Record list =
********************

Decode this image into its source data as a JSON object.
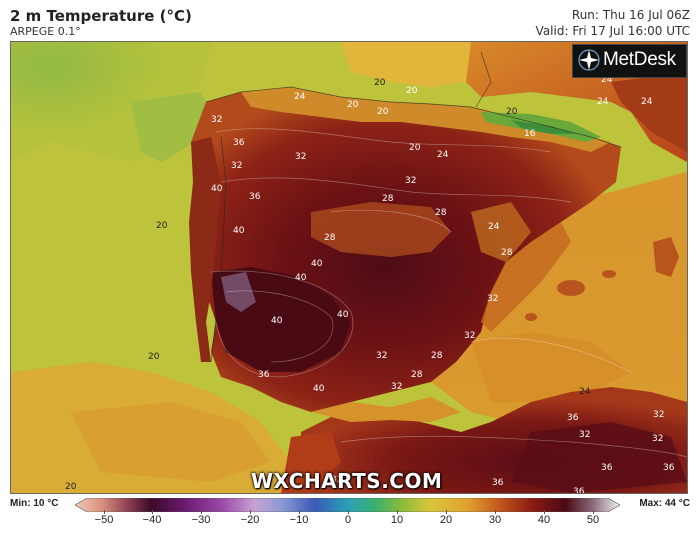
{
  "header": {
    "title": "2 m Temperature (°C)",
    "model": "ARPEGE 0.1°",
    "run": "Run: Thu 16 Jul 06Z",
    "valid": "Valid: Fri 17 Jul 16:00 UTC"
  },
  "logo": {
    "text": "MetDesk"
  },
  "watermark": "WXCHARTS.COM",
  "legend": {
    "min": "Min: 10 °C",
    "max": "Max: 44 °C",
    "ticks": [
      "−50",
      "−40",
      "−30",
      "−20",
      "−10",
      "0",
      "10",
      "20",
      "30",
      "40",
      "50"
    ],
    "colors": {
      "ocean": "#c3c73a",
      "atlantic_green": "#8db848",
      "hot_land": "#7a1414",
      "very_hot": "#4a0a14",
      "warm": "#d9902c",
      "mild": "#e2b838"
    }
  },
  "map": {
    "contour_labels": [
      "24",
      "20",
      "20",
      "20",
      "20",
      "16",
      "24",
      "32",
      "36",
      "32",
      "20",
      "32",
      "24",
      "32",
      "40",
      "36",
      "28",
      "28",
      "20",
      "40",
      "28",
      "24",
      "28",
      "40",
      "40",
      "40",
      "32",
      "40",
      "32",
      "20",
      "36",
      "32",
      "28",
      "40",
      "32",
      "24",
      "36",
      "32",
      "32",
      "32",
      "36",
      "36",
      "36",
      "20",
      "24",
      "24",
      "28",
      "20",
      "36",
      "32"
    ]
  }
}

********************

Given instruction = Write the listing above out again exactly, dropping each image.

Expected answer =
Decode this image into its source data as a JSON object.
{
  "header": {
    "title": "2 m Temperature (°C)",
    "model": "ARPEGE 0.1°",
    "run": "Run: Thu 16 Jul 06Z",
    "valid": "Valid: Fri 17 Jul 16:00 UTC"
  },
  "logo": {
    "text": "MetDesk"
  },
  "watermark": "WXCHARTS.COM",
  "legend": {
    "min": "Min: 10 °C",
    "max": "Max: 44 °C",
    "ticks": [
      "−50",
      "−40",
      "−30",
      "−20",
      "−10",
      "0",
      "10",
      "20",
      "30",
      "40",
      "50"
    ],
    "colors": {
      "ocean": "#c3c73a",
      "atlantic_green": "#8db848",
      "hot_land": "#7a1414",
      "very_hot": "#4a0a14",
      "warm": "#d9902c",
      "mild": "#e2b838"
    }
  },
  "map": {
    "contour_labels": [
      "24",
      "20",
      "20",
      "20",
      "20",
      "16",
      "24",
      "32",
      "36",
      "32",
      "20",
      "32",
      "24",
      "32",
      "40",
      "36",
      "28",
      "28",
      "20",
      "40",
      "28",
      "24",
      "28",
      "40",
      "40",
      "40",
      "32",
      "40",
      "32",
      "20",
      "36",
      "32",
      "28",
      "40",
      "32",
      "24",
      "36",
      "32",
      "32",
      "32",
      "36",
      "36",
      "36",
      "20",
      "24",
      "24",
      "28",
      "20",
      "36",
      "32"
    ]
  }
}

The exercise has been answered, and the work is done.